> [WHAT THE TASK REQUIRES]: Transcribe the full listing exactly, and drop every picture.
= = =
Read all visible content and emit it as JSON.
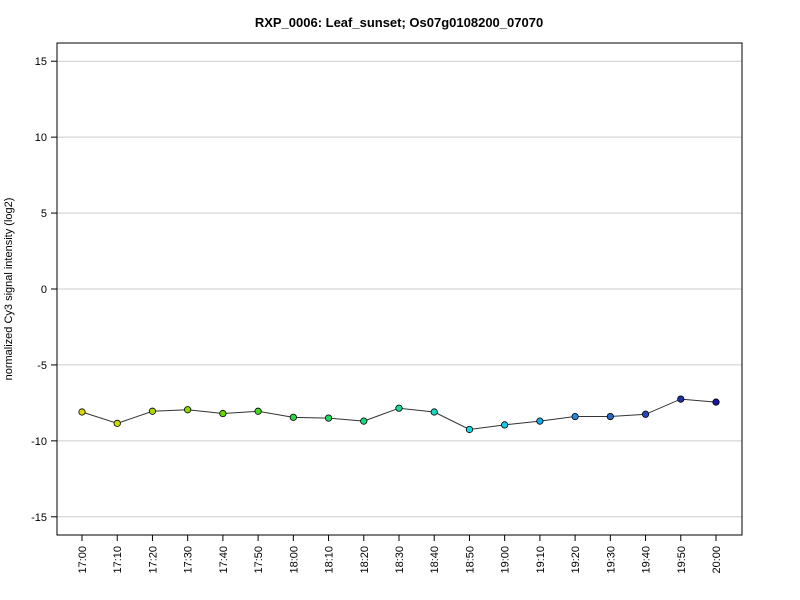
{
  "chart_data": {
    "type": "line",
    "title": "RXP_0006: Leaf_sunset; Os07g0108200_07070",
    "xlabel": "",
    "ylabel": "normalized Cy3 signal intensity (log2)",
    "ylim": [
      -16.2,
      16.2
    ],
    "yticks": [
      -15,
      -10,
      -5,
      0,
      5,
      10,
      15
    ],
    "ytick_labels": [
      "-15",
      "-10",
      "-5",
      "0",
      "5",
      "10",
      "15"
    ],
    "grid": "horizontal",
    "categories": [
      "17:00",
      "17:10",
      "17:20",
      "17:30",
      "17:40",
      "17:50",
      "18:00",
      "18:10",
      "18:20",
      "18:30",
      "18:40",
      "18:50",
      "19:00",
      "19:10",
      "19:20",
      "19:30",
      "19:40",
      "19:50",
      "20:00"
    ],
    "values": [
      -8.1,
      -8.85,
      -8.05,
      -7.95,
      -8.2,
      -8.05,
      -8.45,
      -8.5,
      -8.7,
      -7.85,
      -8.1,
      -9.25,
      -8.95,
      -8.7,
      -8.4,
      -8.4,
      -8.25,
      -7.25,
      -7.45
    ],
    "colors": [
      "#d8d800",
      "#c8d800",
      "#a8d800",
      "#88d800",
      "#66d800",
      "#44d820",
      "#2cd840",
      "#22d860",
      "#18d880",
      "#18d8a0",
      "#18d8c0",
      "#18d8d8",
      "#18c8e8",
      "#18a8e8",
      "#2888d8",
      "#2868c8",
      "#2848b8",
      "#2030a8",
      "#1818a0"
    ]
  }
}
= = =
> [ANSWER]:
Read all visible content and emit it as JSON.
{
  "chart_data": {
    "type": "line",
    "title": "RXP_0006: Leaf_sunset; Os07g0108200_07070",
    "xlabel": "",
    "ylabel": "normalized Cy3 signal intensity (log2)",
    "ylim": [
      -16.2,
      16.2
    ],
    "yticks": [
      -15,
      -10,
      -5,
      0,
      5,
      10,
      15
    ],
    "ytick_labels": [
      "-15",
      "-10",
      "-5",
      "0",
      "5",
      "10",
      "15"
    ],
    "grid": "horizontal",
    "categories": [
      "17:00",
      "17:10",
      "17:20",
      "17:30",
      "17:40",
      "17:50",
      "18:00",
      "18:10",
      "18:20",
      "18:30",
      "18:40",
      "18:50",
      "19:00",
      "19:10",
      "19:20",
      "19:30",
      "19:40",
      "19:50",
      "20:00"
    ],
    "values": [
      -8.1,
      -8.85,
      -8.05,
      -7.95,
      -8.2,
      -8.05,
      -8.45,
      -8.5,
      -8.7,
      -7.85,
      -8.1,
      -9.25,
      -8.95,
      -8.7,
      -8.4,
      -8.4,
      -8.25,
      -7.25,
      -7.45
    ],
    "colors": [
      "#d8d800",
      "#c8d800",
      "#a8d800",
      "#88d800",
      "#66d800",
      "#44d820",
      "#2cd840",
      "#22d860",
      "#18d880",
      "#18d8a0",
      "#18d8c0",
      "#18d8d8",
      "#18c8e8",
      "#18a8e8",
      "#2888d8",
      "#2868c8",
      "#2848b8",
      "#2030a8",
      "#1818a0"
    ]
  }
}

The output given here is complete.